Reproduce the listing below in full and without alteration, apart from its pictures.

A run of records
■ ■ ■ ■ ■ ■ ■
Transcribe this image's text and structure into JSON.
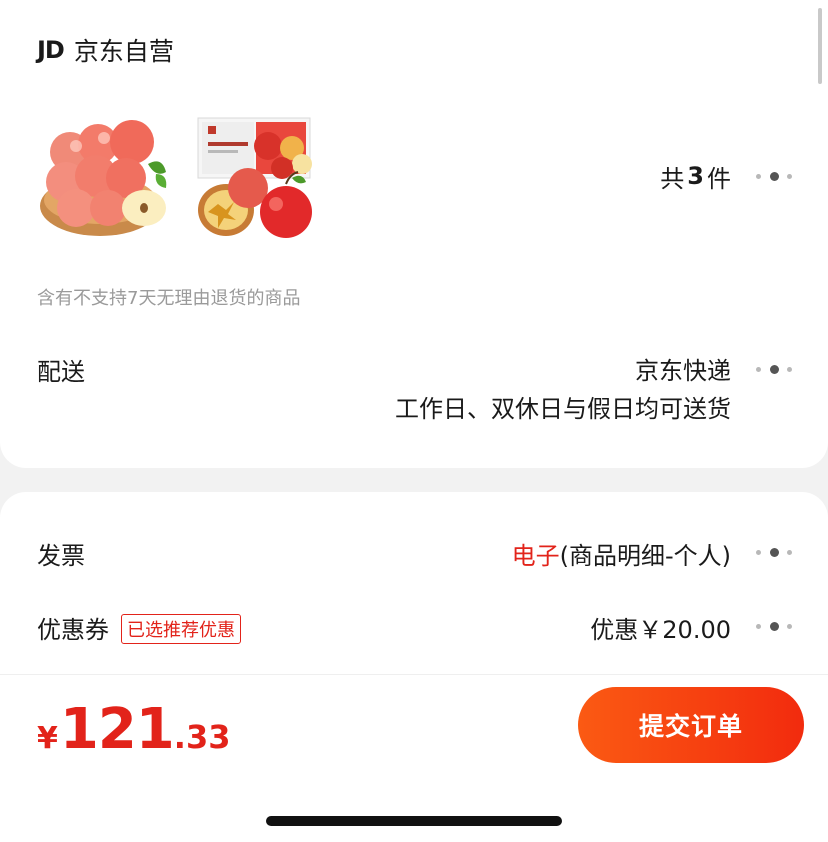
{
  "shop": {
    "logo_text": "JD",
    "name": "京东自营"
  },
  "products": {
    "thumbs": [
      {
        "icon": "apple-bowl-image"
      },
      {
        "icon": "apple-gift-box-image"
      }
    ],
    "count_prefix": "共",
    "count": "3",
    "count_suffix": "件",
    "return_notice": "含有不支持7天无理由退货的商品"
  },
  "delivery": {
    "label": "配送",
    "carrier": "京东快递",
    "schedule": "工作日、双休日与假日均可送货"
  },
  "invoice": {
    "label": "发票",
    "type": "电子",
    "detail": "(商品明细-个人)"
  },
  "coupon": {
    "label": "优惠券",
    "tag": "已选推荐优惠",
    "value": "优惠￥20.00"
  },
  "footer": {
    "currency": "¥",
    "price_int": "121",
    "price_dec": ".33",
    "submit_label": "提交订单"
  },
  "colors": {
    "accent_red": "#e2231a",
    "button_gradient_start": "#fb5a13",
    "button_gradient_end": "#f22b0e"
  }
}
■ ■ ■ ■ ■ ■ ■
- Final answer
Transcribe this image's text and structure into JSON.
{
  "shop": {
    "logo_text": "JD",
    "name": "京东自营"
  },
  "products": {
    "thumbs": [
      {
        "icon": "apple-bowl-image"
      },
      {
        "icon": "apple-gift-box-image"
      }
    ],
    "count_prefix": "共",
    "count": "3",
    "count_suffix": "件",
    "return_notice": "含有不支持7天无理由退货的商品"
  },
  "delivery": {
    "label": "配送",
    "carrier": "京东快递",
    "schedule": "工作日、双休日与假日均可送货"
  },
  "invoice": {
    "label": "发票",
    "type": "电子",
    "detail": "(商品明细-个人)"
  },
  "coupon": {
    "label": "优惠券",
    "tag": "已选推荐优惠",
    "value": "优惠￥20.00"
  },
  "footer": {
    "currency": "¥",
    "price_int": "121",
    "price_dec": ".33",
    "submit_label": "提交订单"
  },
  "colors": {
    "accent_red": "#e2231a",
    "button_gradient_start": "#fb5a13",
    "button_gradient_end": "#f22b0e"
  }
}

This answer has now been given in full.